* **REQUIREMENT**
The data below should be restated word for word, with every picture omitted.

* **INPUT RECORDS**
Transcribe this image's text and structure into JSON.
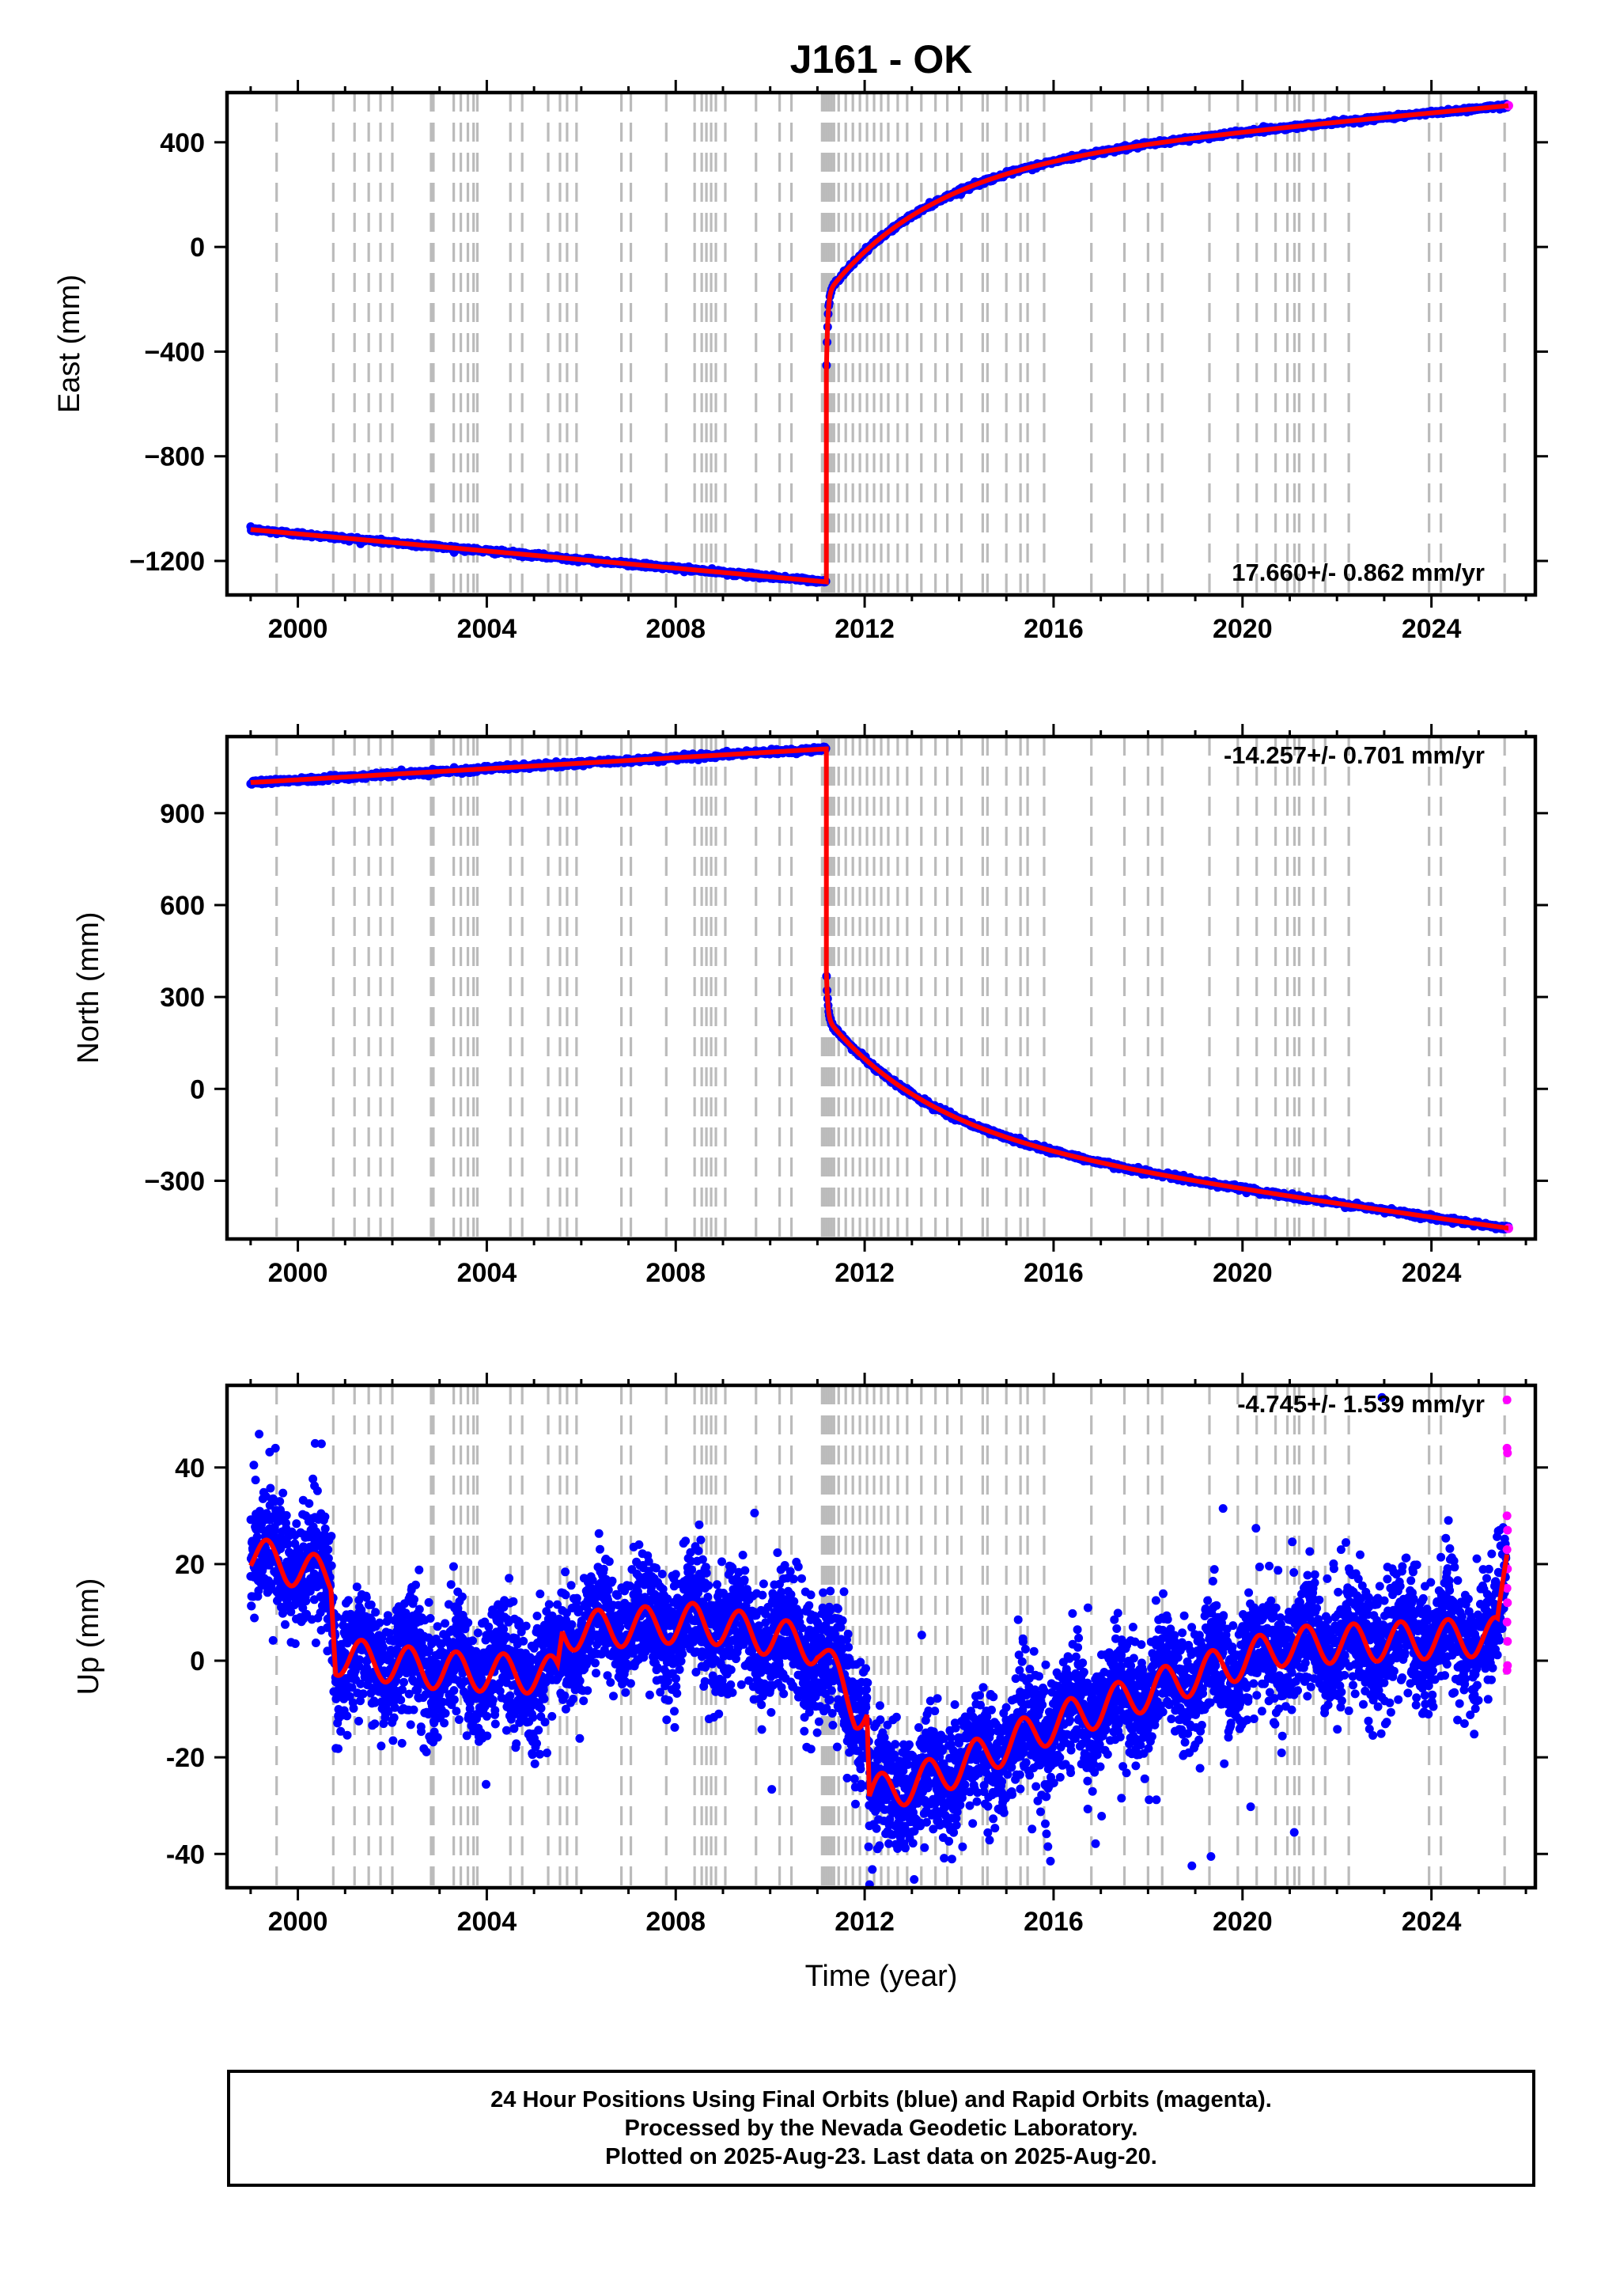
{
  "title": "J161 - OK",
  "xlabel": "Time (year)",
  "caption": [
    "24 Hour Positions Using Final Orbits (blue) and Rapid Orbits (magenta).",
    "Processed by the Nevada Geodetic Laboratory.",
    "Plotted on 2025-Aug-23. Last data on 2025-Aug-20."
  ],
  "colors": {
    "final": "#0000ff",
    "rapid": "#ff00ff",
    "model": "#ff0000",
    "event_lines": "#bbbbbb"
  },
  "event_lines": [
    1999.55,
    2000.75,
    2001.2,
    2001.5,
    2001.75,
    2002.0,
    2002.82,
    2002.87,
    2003.3,
    2003.45,
    2003.6,
    2003.72,
    2003.8,
    2004.5,
    2004.75,
    2005.3,
    2005.55,
    2005.7,
    2005.9,
    2006.85,
    2007.05,
    2007.8,
    2008.4,
    2008.55,
    2008.65,
    2008.75,
    2008.85,
    2009.05,
    2009.7,
    2010.2,
    2010.45,
    2011.1,
    2011.15,
    2011.2,
    2011.25,
    2011.3,
    2011.35,
    2011.45,
    2011.6,
    2011.75,
    2011.9,
    2012.05,
    2012.2,
    2012.35,
    2012.5,
    2012.7,
    2012.9,
    2013.2,
    2013.5,
    2013.75,
    2014.05,
    2014.5,
    2014.6,
    2015.0,
    2015.3,
    2015.45,
    2015.8,
    2016.8,
    2017.5,
    2018.0,
    2018.3,
    2019.3,
    2019.9,
    2020.3,
    2020.7,
    2020.95,
    2021.1,
    2021.2,
    2021.5,
    2021.75,
    2022.25,
    2023.95,
    2024.2,
    2025.55
  ],
  "chart_data": [
    {
      "type": "scatter",
      "name": "east",
      "ylabel": "East (mm)",
      "rate_label": "17.660+/- 0.862 mm/yr",
      "xlim": [
        1998.5,
        2026.2
      ],
      "ylim": [
        -1330,
        590
      ],
      "xticks": [
        2000,
        2004,
        2008,
        2012,
        2016,
        2020,
        2024
      ],
      "yticks": [
        400,
        0,
        -400,
        -800,
        -1200
      ],
      "ytick_labels": [
        "400",
        "0",
        "−400",
        "−800",
        "−1200"
      ],
      "start": 1999.0,
      "end": 2025.63,
      "start_value": -1080,
      "rate_pre": -16,
      "event": 2011.19,
      "pre_event_value": -1280,
      "post_event_value": -480,
      "postseismic": [
        {
          "amp": 300,
          "tau": 0.03
        },
        {
          "amp": 480,
          "tau": 2.2
        }
      ],
      "post_rate": 17.66,
      "last_value": 540,
      "scatter_sd": 4
    },
    {
      "type": "scatter",
      "name": "north",
      "ylabel": "North (mm)",
      "rate_label": "-14.257+/- 0.701 mm/yr",
      "xlim": [
        1998.5,
        2026.2
      ],
      "ylim": [
        -490,
        1150
      ],
      "xticks": [
        2000,
        2004,
        2008,
        2012,
        2016,
        2020,
        2024
      ],
      "yticks": [
        900,
        600,
        300,
        0,
        -300
      ],
      "ytick_labels": [
        "900",
        "600",
        "300",
        "0",
        "−300"
      ],
      "start": 1999.0,
      "end": 2025.63,
      "start_value": 1000,
      "rate_pre": 9,
      "event": 2011.19,
      "pre_event_value": 1110,
      "post_event_value": 380,
      "postseismic": [
        {
          "amp": -150,
          "tau": 0.03
        },
        {
          "amp": -370,
          "tau": 2.2
        }
      ],
      "post_rate": -14.257,
      "last_value": -455,
      "scatter_sd": 4
    },
    {
      "type": "scatter",
      "name": "up",
      "ylabel": "Up (mm)",
      "rate_label": "-4.745+/- 1.539 mm/yr",
      "xlim": [
        1998.5,
        2026.2
      ],
      "ylim": [
        -47,
        57
      ],
      "xticks": [
        2000,
        2004,
        2008,
        2012,
        2016,
        2020,
        2024
      ],
      "yticks": [
        40,
        20,
        0,
        -20,
        -40
      ],
      "ytick_labels": [
        "40",
        "20",
        "0",
        "-20",
        "-40"
      ],
      "model_knots": [
        [
          1999.0,
          22
        ],
        [
          2000.7,
          17
        ],
        [
          2000.8,
          1
        ],
        [
          2003.0,
          -2
        ],
        [
          2005.5,
          -3
        ],
        [
          2005.6,
          6
        ],
        [
          2008.5,
          8
        ],
        [
          2011.0,
          3
        ],
        [
          2011.8,
          -10
        ],
        [
          2012.05,
          -10
        ],
        [
          2012.1,
          -28
        ],
        [
          2013.5,
          -24
        ],
        [
          2016.0,
          -13
        ],
        [
          2019.0,
          -3
        ],
        [
          2020.9,
          3
        ],
        [
          2025.4,
          5
        ],
        [
          2025.6,
          22
        ]
      ],
      "seasonal_amp": 4,
      "scatter_sd": 6,
      "rapid_points": [
        [
          2025.6,
          54
        ],
        [
          2025.6,
          44
        ],
        [
          2025.61,
          43
        ],
        [
          2025.6,
          30
        ],
        [
          2025.61,
          27
        ],
        [
          2025.6,
          23
        ],
        [
          2025.61,
          19
        ],
        [
          2025.6,
          15
        ],
        [
          2025.61,
          12
        ],
        [
          2025.6,
          8
        ],
        [
          2025.61,
          4
        ],
        [
          2025.6,
          -2
        ],
        [
          2025.61,
          -1
        ]
      ]
    }
  ]
}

* **TASK RESPONSE**
Transcribe this image's text and structure into JSON.
{
  "title": "J161 - OK",
  "xlabel": "Time (year)",
  "caption": [
    "24 Hour Positions Using Final Orbits (blue) and Rapid Orbits (magenta).",
    "Processed by the Nevada Geodetic Laboratory.",
    "Plotted on 2025-Aug-23. Last data on 2025-Aug-20."
  ],
  "colors": {
    "final": "#0000ff",
    "rapid": "#ff00ff",
    "model": "#ff0000",
    "event_lines": "#bbbbbb"
  },
  "event_lines": [
    1999.55,
    2000.75,
    2001.2,
    2001.5,
    2001.75,
    2002.0,
    2002.82,
    2002.87,
    2003.3,
    2003.45,
    2003.6,
    2003.72,
    2003.8,
    2004.5,
    2004.75,
    2005.3,
    2005.55,
    2005.7,
    2005.9,
    2006.85,
    2007.05,
    2007.8,
    2008.4,
    2008.55,
    2008.65,
    2008.75,
    2008.85,
    2009.05,
    2009.7,
    2010.2,
    2010.45,
    2011.1,
    2011.15,
    2011.2,
    2011.25,
    2011.3,
    2011.35,
    2011.45,
    2011.6,
    2011.75,
    2011.9,
    2012.05,
    2012.2,
    2012.35,
    2012.5,
    2012.7,
    2012.9,
    2013.2,
    2013.5,
    2013.75,
    2014.05,
    2014.5,
    2014.6,
    2015.0,
    2015.3,
    2015.45,
    2015.8,
    2016.8,
    2017.5,
    2018.0,
    2018.3,
    2019.3,
    2019.9,
    2020.3,
    2020.7,
    2020.95,
    2021.1,
    2021.2,
    2021.5,
    2021.75,
    2022.25,
    2023.95,
    2024.2,
    2025.55
  ],
  "chart_data": [
    {
      "type": "scatter",
      "name": "east",
      "ylabel": "East (mm)",
      "rate_label": "17.660+/- 0.862 mm/yr",
      "xlim": [
        1998.5,
        2026.2
      ],
      "ylim": [
        -1330,
        590
      ],
      "xticks": [
        2000,
        2004,
        2008,
        2012,
        2016,
        2020,
        2024
      ],
      "yticks": [
        400,
        0,
        -400,
        -800,
        -1200
      ],
      "ytick_labels": [
        "400",
        "0",
        "−400",
        "−800",
        "−1200"
      ],
      "start": 1999.0,
      "end": 2025.63,
      "start_value": -1080,
      "rate_pre": -16,
      "event": 2011.19,
      "pre_event_value": -1280,
      "post_event_value": -480,
      "postseismic": [
        {
          "amp": 300,
          "tau": 0.03
        },
        {
          "amp": 480,
          "tau": 2.2
        }
      ],
      "post_rate": 17.66,
      "last_value": 540,
      "scatter_sd": 4
    },
    {
      "type": "scatter",
      "name": "north",
      "ylabel": "North (mm)",
      "rate_label": "-14.257+/- 0.701 mm/yr",
      "xlim": [
        1998.5,
        2026.2
      ],
      "ylim": [
        -490,
        1150
      ],
      "xticks": [
        2000,
        2004,
        2008,
        2012,
        2016,
        2020,
        2024
      ],
      "yticks": [
        900,
        600,
        300,
        0,
        -300
      ],
      "ytick_labels": [
        "900",
        "600",
        "300",
        "0",
        "−300"
      ],
      "start": 1999.0,
      "end": 2025.63,
      "start_value": 1000,
      "rate_pre": 9,
      "event": 2011.19,
      "pre_event_value": 1110,
      "post_event_value": 380,
      "postseismic": [
        {
          "amp": -150,
          "tau": 0.03
        },
        {
          "amp": -370,
          "tau": 2.2
        }
      ],
      "post_rate": -14.257,
      "last_value": -455,
      "scatter_sd": 4
    },
    {
      "type": "scatter",
      "name": "up",
      "ylabel": "Up (mm)",
      "rate_label": "-4.745+/- 1.539 mm/yr",
      "xlim": [
        1998.5,
        2026.2
      ],
      "ylim": [
        -47,
        57
      ],
      "xticks": [
        2000,
        2004,
        2008,
        2012,
        2016,
        2020,
        2024
      ],
      "yticks": [
        40,
        20,
        0,
        -20,
        -40
      ],
      "ytick_labels": [
        "40",
        "20",
        "0",
        "-20",
        "-40"
      ],
      "model_knots": [
        [
          1999.0,
          22
        ],
        [
          2000.7,
          17
        ],
        [
          2000.8,
          1
        ],
        [
          2003.0,
          -2
        ],
        [
          2005.5,
          -3
        ],
        [
          2005.6,
          6
        ],
        [
          2008.5,
          8
        ],
        [
          2011.0,
          3
        ],
        [
          2011.8,
          -10
        ],
        [
          2012.05,
          -10
        ],
        [
          2012.1,
          -28
        ],
        [
          2013.5,
          -24
        ],
        [
          2016.0,
          -13
        ],
        [
          2019.0,
          -3
        ],
        [
          2020.9,
          3
        ],
        [
          2025.4,
          5
        ],
        [
          2025.6,
          22
        ]
      ],
      "seasonal_amp": 4,
      "scatter_sd": 6,
      "rapid_points": [
        [
          2025.6,
          54
        ],
        [
          2025.6,
          44
        ],
        [
          2025.61,
          43
        ],
        [
          2025.6,
          30
        ],
        [
          2025.61,
          27
        ],
        [
          2025.6,
          23
        ],
        [
          2025.61,
          19
        ],
        [
          2025.6,
          15
        ],
        [
          2025.61,
          12
        ],
        [
          2025.6,
          8
        ],
        [
          2025.61,
          4
        ],
        [
          2025.6,
          -2
        ],
        [
          2025.61,
          -1
        ]
      ]
    }
  ]
}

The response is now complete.